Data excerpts
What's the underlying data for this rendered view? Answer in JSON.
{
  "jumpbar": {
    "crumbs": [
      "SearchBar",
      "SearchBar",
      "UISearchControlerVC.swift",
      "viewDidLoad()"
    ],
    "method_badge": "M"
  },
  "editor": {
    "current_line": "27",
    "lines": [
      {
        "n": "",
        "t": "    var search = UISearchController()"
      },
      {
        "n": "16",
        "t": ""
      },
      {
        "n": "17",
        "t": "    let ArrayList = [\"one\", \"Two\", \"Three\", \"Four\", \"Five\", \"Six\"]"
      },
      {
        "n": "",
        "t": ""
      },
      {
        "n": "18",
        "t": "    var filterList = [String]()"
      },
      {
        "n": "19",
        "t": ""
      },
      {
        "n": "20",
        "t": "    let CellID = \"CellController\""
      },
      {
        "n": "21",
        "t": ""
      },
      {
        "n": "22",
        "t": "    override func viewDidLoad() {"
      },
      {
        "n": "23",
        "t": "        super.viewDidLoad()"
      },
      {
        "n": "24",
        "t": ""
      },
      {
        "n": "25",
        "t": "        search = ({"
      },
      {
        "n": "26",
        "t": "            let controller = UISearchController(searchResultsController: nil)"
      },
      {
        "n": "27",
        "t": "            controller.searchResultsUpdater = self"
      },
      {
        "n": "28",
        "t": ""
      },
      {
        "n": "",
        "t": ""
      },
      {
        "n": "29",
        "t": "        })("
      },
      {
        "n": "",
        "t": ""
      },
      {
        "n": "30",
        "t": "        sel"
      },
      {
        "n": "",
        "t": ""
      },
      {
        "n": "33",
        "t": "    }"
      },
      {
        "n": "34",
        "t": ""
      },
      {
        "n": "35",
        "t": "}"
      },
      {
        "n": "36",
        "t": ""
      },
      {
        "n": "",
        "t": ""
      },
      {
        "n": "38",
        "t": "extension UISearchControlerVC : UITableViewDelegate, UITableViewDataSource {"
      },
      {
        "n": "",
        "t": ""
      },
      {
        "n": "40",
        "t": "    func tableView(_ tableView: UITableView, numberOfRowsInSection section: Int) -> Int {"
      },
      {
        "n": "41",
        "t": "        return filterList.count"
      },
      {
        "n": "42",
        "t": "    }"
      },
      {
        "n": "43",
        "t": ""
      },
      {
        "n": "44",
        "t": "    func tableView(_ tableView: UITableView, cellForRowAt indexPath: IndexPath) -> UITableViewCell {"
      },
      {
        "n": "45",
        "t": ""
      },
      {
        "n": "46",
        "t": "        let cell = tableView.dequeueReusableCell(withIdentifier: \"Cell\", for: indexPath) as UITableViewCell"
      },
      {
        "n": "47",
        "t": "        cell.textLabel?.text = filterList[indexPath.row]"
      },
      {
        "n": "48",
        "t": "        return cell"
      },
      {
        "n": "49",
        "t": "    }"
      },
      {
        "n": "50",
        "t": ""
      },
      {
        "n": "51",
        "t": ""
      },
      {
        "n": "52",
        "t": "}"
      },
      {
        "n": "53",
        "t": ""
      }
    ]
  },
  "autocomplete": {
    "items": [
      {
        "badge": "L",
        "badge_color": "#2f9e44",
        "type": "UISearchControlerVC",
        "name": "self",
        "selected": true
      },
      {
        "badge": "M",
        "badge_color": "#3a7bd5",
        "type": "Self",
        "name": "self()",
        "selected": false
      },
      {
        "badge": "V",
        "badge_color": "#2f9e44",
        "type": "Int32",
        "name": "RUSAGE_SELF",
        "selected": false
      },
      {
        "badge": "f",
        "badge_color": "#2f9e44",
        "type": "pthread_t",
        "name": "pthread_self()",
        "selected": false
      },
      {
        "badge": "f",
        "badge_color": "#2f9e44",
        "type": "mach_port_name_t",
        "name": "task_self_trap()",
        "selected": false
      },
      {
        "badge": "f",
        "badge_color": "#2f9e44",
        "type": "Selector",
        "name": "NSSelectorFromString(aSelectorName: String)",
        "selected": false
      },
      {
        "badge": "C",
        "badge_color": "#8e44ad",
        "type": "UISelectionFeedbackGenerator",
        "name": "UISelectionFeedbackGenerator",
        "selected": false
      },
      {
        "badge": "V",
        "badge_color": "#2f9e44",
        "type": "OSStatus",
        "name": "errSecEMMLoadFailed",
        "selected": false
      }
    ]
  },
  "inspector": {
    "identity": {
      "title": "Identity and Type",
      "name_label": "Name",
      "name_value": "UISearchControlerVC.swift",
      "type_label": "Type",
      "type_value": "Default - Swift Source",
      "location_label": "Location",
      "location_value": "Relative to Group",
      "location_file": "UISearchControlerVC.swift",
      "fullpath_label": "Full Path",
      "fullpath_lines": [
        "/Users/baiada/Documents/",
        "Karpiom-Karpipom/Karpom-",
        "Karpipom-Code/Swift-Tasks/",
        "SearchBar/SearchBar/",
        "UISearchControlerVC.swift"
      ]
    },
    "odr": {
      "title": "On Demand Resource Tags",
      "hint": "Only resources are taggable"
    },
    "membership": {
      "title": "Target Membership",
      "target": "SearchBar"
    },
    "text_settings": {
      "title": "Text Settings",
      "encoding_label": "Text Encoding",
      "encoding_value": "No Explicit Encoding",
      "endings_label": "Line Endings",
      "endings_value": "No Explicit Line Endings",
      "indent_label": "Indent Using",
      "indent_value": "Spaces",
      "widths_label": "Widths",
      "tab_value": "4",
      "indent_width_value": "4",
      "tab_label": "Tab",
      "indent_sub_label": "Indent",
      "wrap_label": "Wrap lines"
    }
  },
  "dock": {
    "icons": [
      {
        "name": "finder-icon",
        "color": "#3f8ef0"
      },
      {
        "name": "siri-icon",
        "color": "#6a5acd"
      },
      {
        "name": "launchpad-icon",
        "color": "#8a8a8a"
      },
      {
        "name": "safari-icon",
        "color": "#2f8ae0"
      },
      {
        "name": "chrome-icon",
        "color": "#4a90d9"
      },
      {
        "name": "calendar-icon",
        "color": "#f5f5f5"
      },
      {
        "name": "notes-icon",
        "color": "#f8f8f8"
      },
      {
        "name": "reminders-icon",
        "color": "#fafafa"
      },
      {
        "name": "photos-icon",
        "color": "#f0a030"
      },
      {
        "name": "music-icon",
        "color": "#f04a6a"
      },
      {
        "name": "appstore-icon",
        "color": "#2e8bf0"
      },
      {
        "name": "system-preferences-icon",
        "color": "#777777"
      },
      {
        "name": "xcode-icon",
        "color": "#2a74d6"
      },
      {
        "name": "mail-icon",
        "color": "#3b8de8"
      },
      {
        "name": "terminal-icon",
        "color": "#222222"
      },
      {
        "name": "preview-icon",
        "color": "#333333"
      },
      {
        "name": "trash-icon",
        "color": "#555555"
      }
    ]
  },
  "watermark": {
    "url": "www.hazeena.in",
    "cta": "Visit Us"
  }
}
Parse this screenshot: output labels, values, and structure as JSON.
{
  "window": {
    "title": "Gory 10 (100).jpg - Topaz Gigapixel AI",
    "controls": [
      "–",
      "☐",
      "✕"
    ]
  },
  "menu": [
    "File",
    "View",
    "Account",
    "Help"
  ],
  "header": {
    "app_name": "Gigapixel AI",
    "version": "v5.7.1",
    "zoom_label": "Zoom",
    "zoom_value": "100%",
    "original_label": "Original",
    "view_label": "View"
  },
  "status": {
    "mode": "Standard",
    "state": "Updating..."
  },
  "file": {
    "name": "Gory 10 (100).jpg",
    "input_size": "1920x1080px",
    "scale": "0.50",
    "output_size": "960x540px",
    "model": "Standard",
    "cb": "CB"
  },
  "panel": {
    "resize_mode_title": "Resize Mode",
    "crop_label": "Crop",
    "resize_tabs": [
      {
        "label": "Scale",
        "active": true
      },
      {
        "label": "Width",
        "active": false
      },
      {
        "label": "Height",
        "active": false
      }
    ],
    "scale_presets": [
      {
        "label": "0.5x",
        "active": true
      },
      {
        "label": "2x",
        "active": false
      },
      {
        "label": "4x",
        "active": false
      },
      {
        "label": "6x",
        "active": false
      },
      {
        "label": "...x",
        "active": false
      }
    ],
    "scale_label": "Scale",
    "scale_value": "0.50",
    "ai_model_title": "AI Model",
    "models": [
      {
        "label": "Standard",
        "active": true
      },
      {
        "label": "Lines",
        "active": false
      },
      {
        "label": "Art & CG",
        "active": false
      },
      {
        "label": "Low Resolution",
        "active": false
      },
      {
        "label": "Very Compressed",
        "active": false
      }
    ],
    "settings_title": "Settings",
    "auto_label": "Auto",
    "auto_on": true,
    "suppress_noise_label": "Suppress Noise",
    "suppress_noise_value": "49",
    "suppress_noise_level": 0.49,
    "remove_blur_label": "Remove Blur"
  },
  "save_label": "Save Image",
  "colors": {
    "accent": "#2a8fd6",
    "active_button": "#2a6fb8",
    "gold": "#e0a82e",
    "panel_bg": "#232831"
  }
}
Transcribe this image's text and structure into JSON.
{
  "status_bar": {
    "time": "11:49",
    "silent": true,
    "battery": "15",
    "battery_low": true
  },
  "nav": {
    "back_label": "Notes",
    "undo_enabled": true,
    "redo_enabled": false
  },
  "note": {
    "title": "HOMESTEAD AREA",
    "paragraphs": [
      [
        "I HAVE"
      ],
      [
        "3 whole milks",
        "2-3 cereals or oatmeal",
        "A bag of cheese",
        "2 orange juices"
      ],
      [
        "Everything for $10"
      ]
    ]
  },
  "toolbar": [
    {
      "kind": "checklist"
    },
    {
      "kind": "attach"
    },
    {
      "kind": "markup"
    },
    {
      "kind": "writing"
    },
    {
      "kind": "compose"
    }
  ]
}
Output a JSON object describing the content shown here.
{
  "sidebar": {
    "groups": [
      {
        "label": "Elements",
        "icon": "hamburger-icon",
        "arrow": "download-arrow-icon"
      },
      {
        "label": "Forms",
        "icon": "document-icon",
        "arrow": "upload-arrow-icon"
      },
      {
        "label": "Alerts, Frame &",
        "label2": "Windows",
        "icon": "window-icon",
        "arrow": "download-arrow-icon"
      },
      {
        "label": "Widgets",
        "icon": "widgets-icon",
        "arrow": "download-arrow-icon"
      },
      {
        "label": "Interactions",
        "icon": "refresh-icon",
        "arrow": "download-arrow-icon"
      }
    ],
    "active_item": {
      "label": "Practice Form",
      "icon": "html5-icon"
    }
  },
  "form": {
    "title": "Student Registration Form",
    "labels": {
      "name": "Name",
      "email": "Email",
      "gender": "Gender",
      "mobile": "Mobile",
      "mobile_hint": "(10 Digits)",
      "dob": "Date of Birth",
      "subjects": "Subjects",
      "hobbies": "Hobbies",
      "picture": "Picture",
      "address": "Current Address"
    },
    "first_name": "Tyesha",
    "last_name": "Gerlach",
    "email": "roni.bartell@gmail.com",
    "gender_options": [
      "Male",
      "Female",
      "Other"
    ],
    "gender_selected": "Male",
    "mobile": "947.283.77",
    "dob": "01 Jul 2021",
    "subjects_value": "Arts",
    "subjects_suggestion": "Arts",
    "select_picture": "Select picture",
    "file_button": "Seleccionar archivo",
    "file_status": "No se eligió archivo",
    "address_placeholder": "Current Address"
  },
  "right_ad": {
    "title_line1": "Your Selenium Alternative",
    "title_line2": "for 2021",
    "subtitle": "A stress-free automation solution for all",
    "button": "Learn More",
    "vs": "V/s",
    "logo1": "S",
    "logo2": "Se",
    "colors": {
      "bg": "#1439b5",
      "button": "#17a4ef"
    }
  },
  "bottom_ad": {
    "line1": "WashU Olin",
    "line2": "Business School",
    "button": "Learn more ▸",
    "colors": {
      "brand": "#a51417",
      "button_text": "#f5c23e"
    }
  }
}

§ Problem to solve
Go through the listing above and locate each line that holds the word "String". Copy those lines.

§ Solution to the problem
        "t": "    var filterList = [String]()"
        "name": "NSSelectorFromString(aSelectorName: String)",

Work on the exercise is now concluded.